■ Aim of the exercise:
In the data below, find every line with the string "glyph" and pull it out.

■ Extracted information:

━━━━

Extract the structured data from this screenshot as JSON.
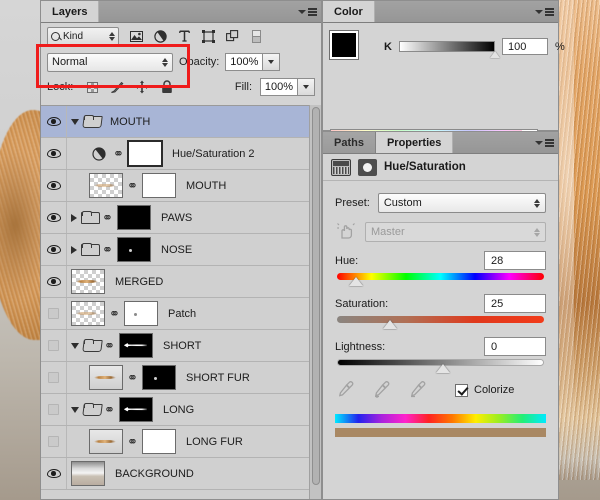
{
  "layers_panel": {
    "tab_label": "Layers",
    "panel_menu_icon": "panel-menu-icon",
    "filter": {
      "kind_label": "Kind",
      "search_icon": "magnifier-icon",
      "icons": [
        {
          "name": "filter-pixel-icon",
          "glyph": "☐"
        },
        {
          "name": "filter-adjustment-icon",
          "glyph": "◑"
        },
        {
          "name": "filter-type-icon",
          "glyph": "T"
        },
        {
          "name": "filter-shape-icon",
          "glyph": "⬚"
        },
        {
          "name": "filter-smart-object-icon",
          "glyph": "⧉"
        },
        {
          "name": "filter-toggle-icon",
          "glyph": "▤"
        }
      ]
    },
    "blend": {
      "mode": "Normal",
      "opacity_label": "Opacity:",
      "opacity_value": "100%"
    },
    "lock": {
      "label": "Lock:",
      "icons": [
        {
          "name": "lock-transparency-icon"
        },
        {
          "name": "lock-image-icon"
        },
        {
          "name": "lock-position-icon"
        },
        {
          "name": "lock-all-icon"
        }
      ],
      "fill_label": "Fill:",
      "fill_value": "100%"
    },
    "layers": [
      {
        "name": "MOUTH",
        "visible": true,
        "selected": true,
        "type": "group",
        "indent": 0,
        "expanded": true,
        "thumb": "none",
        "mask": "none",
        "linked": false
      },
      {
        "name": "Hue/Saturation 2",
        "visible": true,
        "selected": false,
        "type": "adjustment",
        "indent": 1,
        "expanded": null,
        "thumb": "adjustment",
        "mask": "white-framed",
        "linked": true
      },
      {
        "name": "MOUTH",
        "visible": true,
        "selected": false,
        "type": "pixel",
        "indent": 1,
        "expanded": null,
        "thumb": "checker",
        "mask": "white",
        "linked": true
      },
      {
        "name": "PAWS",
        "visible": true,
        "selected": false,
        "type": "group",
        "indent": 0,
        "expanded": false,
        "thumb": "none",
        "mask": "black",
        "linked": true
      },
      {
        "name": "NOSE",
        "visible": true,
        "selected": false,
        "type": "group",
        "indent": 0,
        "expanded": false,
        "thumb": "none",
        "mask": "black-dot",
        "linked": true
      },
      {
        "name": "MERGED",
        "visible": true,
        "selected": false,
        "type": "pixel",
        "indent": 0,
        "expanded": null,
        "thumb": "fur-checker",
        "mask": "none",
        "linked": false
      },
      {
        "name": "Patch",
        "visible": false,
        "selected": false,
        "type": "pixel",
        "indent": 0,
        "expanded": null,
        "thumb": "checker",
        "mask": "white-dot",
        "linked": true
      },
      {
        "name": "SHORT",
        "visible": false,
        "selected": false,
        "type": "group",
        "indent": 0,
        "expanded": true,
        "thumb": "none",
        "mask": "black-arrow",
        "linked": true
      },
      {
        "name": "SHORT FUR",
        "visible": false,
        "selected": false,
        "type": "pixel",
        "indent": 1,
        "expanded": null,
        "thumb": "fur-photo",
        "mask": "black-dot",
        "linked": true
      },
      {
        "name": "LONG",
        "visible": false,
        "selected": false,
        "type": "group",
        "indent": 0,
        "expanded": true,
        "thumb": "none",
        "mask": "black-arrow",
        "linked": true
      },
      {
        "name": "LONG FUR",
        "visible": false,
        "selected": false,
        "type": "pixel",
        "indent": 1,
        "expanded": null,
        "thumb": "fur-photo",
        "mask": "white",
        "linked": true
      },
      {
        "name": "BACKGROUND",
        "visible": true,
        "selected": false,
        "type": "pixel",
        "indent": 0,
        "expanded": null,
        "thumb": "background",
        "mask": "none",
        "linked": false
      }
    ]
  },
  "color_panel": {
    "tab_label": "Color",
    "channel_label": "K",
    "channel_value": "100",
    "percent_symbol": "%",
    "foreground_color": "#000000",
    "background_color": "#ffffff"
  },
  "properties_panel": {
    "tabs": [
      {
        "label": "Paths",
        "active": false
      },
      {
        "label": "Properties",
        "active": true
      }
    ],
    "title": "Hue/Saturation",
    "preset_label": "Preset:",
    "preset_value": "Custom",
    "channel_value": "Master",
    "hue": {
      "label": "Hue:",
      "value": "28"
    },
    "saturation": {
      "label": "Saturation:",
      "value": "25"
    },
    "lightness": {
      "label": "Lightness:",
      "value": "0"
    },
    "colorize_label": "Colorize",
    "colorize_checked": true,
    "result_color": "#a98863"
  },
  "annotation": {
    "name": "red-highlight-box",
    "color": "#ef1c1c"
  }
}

━━━━

■ The output:
          "glyph": "☐"
          "glyph": "◑"
          "glyph": "T"
          "glyph": "⬚"
          "glyph": "⧉"
          "glyph": "▤"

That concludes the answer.